Walka o honor w derbach nienawiści: Arsenal vs Spurs

Walka o honor w derbach nienawiści: Arsenal vs Spurs 07.11.2015, 15:33, Sebastian Czarnecki 1241 komentarzy

W kibicowskim przekonaniu utarło się, że Derby północnego Londynu to najważniejszy derbowy pojedynek w całej stolicy. To starcia, w której sentymenty odkładane są na bok, a walka toczy się do ostatniej kropli krwi. Nikogo nie zadowalają półśrodki, liczy się tylko zwycięstwo i nic innego, bo porażka z odwiecznym rywalem to tylko kolejna okazja do drwin, wytykania palcami i plamą na honorze. Zwycięzcy zawsze mianują się Władcami Londynu przynajmniej do kolejnych derbów. Nienawiść między obiema zespołami jest tak zażarta, że nikogo nie interesuje odstawianie nogi, uciekanie od odpowiedzialności i granie na pół gwizdka. Już jutro, w hicie 12. kolejki Premier League, Arsenal i Tottenham stoczą kolejną batalię o prym w stolicy.
▬▬▬
Wymagania ćwiczenia:
- 1) W której kolejce Premier League, według tekstu o derbach północnego Londynu, Arsenal zmierzy się z Tottenhamem?
- 2) Proszę kontynuować tekst o derbach północnego Londynu, zaczynając bezpośrednio po jego ostatnim zdaniu.

[Wpisy oznaczonych obszarów]
▬▬▬
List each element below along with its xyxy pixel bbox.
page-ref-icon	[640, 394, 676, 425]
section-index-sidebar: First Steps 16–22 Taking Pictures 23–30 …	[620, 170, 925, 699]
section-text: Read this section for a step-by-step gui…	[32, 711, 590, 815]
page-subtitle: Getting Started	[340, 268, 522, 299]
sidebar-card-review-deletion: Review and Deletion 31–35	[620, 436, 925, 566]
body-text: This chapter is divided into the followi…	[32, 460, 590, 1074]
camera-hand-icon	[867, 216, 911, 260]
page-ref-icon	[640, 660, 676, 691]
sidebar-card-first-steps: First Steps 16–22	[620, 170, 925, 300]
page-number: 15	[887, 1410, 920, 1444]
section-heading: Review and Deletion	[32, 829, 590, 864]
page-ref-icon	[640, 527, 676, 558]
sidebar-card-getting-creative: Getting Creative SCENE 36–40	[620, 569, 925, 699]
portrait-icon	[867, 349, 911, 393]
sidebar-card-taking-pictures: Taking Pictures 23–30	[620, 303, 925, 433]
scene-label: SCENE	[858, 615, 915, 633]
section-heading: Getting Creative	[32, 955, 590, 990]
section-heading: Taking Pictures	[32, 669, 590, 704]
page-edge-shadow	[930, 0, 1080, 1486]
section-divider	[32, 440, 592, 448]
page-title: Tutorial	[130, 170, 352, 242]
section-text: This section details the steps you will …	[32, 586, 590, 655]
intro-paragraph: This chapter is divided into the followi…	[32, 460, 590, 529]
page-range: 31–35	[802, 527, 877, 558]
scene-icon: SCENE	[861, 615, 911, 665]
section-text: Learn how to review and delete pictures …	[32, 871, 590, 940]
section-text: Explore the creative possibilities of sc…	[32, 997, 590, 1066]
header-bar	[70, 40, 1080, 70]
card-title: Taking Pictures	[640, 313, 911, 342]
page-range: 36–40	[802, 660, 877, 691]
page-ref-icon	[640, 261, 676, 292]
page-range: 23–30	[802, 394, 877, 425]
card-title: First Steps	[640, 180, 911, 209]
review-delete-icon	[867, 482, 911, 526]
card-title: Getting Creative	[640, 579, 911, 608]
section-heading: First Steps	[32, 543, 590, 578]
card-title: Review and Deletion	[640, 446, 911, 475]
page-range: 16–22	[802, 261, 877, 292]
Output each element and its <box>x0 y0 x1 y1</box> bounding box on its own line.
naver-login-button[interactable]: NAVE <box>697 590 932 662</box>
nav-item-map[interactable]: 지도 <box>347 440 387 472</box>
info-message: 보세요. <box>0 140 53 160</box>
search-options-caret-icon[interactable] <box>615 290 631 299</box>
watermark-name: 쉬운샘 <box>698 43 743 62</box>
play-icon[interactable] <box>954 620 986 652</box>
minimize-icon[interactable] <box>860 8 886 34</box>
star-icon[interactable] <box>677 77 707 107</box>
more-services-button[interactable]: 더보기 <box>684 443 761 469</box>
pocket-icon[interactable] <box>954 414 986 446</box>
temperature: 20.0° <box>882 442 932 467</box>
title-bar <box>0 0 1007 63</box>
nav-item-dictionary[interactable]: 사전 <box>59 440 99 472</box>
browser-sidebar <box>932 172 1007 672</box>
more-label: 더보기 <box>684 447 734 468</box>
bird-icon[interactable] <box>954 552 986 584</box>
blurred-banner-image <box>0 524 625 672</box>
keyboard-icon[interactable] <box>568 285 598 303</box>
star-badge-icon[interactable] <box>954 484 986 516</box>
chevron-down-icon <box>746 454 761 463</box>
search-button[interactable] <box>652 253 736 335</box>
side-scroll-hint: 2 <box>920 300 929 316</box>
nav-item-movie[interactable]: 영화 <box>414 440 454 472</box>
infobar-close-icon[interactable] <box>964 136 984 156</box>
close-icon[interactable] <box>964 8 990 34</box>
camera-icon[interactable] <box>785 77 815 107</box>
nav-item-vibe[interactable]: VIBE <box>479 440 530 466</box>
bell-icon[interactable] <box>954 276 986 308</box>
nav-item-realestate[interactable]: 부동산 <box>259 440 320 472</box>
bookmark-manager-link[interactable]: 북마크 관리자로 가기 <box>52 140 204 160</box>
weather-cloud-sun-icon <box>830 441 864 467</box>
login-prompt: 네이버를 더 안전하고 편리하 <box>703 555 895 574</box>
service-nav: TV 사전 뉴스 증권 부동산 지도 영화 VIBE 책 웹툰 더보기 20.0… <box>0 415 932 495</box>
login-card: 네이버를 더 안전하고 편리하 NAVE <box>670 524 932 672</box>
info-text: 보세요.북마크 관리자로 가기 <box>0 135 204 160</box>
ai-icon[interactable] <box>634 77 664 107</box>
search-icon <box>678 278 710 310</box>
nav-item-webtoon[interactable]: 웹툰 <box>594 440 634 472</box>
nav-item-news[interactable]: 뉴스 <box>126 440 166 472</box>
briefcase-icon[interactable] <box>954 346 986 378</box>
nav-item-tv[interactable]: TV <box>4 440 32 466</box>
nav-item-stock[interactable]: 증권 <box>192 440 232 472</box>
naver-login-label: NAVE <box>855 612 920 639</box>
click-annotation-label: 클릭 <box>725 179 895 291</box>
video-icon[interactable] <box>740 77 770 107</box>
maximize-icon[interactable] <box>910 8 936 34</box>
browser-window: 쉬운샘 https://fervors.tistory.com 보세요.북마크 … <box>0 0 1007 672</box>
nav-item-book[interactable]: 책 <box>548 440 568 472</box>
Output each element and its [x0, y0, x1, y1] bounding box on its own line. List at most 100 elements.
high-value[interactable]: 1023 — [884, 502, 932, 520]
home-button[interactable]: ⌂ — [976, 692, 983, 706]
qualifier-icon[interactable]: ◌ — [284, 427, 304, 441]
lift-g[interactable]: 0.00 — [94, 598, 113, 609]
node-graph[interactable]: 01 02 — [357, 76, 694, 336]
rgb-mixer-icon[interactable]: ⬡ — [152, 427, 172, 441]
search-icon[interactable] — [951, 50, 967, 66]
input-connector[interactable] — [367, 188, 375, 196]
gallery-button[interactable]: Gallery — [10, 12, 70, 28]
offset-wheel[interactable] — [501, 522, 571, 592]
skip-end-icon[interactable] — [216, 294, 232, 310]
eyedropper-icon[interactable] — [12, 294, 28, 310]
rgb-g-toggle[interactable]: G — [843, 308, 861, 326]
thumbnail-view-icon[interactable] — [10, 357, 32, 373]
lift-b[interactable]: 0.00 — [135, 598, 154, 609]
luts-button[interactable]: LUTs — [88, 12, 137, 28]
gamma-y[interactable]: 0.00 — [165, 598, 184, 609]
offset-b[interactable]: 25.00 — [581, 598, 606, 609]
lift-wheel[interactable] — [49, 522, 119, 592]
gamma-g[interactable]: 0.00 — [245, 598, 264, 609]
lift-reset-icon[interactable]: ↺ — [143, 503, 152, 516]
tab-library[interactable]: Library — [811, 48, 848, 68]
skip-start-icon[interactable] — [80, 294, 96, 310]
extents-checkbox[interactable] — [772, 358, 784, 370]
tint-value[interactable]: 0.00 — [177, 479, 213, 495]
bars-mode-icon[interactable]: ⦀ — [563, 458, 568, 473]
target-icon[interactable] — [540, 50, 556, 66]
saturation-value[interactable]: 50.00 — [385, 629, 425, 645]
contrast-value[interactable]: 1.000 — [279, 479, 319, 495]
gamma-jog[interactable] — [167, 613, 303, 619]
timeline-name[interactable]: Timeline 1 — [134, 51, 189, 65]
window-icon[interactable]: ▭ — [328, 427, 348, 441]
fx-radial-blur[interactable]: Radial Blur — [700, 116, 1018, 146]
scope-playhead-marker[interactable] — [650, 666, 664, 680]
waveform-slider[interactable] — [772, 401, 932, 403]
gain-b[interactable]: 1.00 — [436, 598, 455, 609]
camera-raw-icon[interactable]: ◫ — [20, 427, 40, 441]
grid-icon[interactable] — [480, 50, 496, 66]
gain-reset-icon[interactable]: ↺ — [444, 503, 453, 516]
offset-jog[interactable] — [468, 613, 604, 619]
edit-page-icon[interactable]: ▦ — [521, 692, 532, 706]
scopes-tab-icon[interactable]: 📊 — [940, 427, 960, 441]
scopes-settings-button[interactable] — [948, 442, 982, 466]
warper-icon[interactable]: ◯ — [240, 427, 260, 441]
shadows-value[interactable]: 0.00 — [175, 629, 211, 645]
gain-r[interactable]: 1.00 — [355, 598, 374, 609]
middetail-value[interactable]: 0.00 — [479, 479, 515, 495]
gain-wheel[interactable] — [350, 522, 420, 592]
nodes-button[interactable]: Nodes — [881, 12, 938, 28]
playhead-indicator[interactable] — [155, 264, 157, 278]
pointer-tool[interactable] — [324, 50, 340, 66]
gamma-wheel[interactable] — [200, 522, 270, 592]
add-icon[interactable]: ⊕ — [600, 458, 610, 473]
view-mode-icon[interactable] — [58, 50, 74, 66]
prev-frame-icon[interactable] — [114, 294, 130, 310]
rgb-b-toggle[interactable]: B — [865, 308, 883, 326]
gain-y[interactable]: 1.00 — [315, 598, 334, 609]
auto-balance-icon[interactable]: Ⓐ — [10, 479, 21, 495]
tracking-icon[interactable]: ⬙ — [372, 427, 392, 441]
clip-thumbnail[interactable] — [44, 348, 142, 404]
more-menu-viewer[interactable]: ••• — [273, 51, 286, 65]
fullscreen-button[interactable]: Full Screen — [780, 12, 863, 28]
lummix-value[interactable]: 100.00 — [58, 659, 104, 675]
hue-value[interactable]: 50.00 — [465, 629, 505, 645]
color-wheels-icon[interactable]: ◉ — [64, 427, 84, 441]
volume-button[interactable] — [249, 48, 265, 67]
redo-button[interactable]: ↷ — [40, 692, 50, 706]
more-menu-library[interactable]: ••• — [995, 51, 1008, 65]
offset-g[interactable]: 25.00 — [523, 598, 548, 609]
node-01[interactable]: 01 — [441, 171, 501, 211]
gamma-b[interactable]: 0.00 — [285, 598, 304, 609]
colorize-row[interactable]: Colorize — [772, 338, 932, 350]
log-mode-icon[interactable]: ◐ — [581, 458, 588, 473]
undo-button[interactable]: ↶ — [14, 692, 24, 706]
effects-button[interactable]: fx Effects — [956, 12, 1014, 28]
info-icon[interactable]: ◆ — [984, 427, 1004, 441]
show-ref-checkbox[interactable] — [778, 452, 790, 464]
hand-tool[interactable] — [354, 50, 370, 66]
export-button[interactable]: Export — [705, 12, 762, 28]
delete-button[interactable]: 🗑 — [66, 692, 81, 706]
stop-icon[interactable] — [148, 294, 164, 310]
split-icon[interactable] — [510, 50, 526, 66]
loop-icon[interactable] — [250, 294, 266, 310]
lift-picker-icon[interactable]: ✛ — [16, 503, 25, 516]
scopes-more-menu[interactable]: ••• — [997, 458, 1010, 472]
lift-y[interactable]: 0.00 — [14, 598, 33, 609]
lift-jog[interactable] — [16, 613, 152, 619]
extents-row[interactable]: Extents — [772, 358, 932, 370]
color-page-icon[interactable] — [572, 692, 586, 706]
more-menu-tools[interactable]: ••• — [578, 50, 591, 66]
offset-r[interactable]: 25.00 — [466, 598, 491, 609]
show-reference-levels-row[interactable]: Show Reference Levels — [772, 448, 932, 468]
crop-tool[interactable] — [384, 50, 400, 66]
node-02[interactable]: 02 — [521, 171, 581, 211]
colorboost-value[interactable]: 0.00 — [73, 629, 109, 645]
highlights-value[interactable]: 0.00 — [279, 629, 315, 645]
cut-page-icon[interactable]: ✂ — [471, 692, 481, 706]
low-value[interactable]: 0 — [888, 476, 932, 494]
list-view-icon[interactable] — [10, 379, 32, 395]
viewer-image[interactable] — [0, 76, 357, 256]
▬▬▬
Odpowiedzi do zadań:
- 1) W 12. kolejce Premier League.

- 2)
Podopieczni Arsene'a Wengera są w tym sezonie bardzo dziwni i nieobliczalni, a wpadki w rozgrywkach pucharowych natychmiast rekompensują ligowymi punktami. Kibice Arsenalu mogą być więc zachwyceni, bo to w końcu triumf w Premier League był priorytetem na tę kampanię. Kanonierzy w bolesny sposób rozstali się już z rozgrywkami Capital One Cup, a o awans do fazy pucharowej Ligi Mistrzów przyjdzie im jeszcze powalczyć w dwóch ostatnich kolejkach. Każda wpadka w pucharach odchodziła jednak w zapomnienie po kolejnych zwycięstwach w najważniejszych rozgrywkach.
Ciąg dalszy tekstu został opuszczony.